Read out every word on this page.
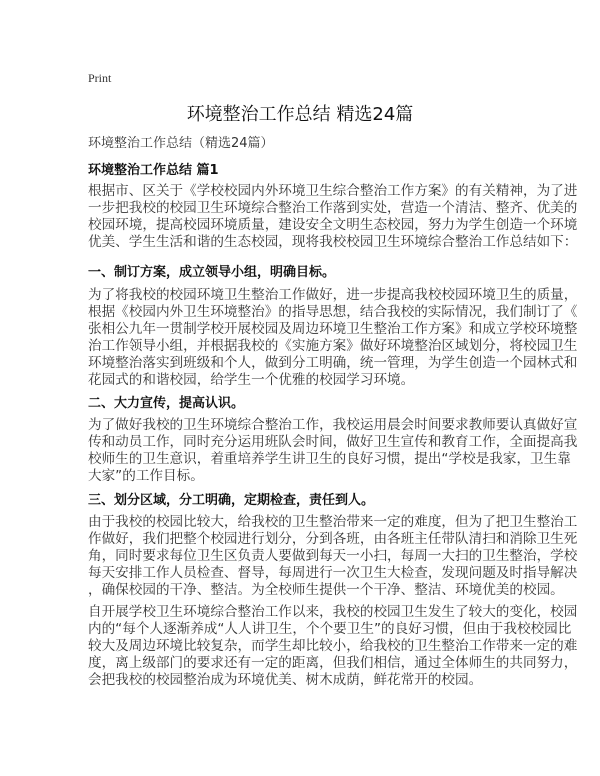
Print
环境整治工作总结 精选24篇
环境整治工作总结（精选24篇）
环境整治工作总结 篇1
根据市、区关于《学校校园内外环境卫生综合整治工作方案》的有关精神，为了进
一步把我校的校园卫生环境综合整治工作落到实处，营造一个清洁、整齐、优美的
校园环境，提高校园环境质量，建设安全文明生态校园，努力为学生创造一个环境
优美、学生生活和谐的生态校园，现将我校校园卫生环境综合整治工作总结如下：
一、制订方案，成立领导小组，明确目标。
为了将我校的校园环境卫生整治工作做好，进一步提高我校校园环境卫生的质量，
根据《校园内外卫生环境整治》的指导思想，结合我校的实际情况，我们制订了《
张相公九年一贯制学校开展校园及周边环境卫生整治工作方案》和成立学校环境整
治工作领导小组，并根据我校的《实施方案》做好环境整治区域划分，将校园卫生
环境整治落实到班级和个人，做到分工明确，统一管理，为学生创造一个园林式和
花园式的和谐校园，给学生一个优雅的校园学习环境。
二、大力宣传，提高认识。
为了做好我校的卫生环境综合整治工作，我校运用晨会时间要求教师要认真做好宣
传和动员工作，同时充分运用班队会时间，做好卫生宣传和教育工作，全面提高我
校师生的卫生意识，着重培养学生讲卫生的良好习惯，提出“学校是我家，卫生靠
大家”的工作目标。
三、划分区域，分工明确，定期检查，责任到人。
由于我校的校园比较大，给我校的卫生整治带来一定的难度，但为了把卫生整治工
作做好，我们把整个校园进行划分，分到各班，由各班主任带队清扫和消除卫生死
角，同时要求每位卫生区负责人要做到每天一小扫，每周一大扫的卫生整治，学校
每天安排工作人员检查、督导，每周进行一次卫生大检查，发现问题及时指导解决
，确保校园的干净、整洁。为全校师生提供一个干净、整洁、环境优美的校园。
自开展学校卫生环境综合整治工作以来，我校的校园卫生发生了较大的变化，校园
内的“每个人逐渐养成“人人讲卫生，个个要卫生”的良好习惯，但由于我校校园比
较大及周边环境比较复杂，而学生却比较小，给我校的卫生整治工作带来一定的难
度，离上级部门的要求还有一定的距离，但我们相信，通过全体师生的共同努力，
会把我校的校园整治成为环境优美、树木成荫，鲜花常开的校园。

..........

# Task requirements
Pictures are not part of the copy; output everything else in the records exactly.

# Task solution
Read out every word on this page.
Print
环境整治工作总结 精选24篇
环境整治工作总结（精选24篇）
环境整治工作总结 篇1
根据市、区关于《学校校园内外环境卫生综合整治工作方案》的有关精神，为了进
一步把我校的校园卫生环境综合整治工作落到实处，营造一个清洁、整齐、优美的
校园环境，提高校园环境质量，建设安全文明生态校园，努力为学生创造一个环境
优美、学生生活和谐的生态校园，现将我校校园卫生环境综合整治工作总结如下：
一、制订方案，成立领导小组，明确目标。
为了将我校的校园环境卫生整治工作做好，进一步提高我校校园环境卫生的质量，
根据《校园内外卫生环境整治》的指导思想，结合我校的实际情况，我们制订了《
张相公九年一贯制学校开展校园及周边环境卫生整治工作方案》和成立学校环境整
治工作领导小组，并根据我校的《实施方案》做好环境整治区域划分，将校园卫生
环境整治落实到班级和个人，做到分工明确，统一管理，为学生创造一个园林式和
花园式的和谐校园，给学生一个优雅的校园学习环境。
二、大力宣传，提高认识。
为了做好我校的卫生环境综合整治工作，我校运用晨会时间要求教师要认真做好宣
传和动员工作，同时充分运用班队会时间，做好卫生宣传和教育工作，全面提高我
校师生的卫生意识，着重培养学生讲卫生的良好习惯，提出“学校是我家，卫生靠
大家”的工作目标。
三、划分区域，分工明确，定期检查，责任到人。
由于我校的校园比较大，给我校的卫生整治带来一定的难度，但为了把卫生整治工
作做好，我们把整个校园进行划分，分到各班，由各班主任带队清扫和消除卫生死
角，同时要求每位卫生区负责人要做到每天一小扫，每周一大扫的卫生整治，学校
每天安排工作人员检查、督导，每周进行一次卫生大检查，发现问题及时指导解决
，确保校园的干净、整洁。为全校师生提供一个干净、整洁、环境优美的校园。
自开展学校卫生环境综合整治工作以来，我校的校园卫生发生了较大的变化，校园
内的“每个人逐渐养成“人人讲卫生，个个要卫生”的良好习惯，但由于我校校园比
较大及周边环境比较复杂，而学生却比较小，给我校的卫生整治工作带来一定的难
度，离上级部门的要求还有一定的距离，但我们相信，通过全体师生的共同努力，
会把我校的校园整治成为环境优美、树木成荫，鲜花常开的校园。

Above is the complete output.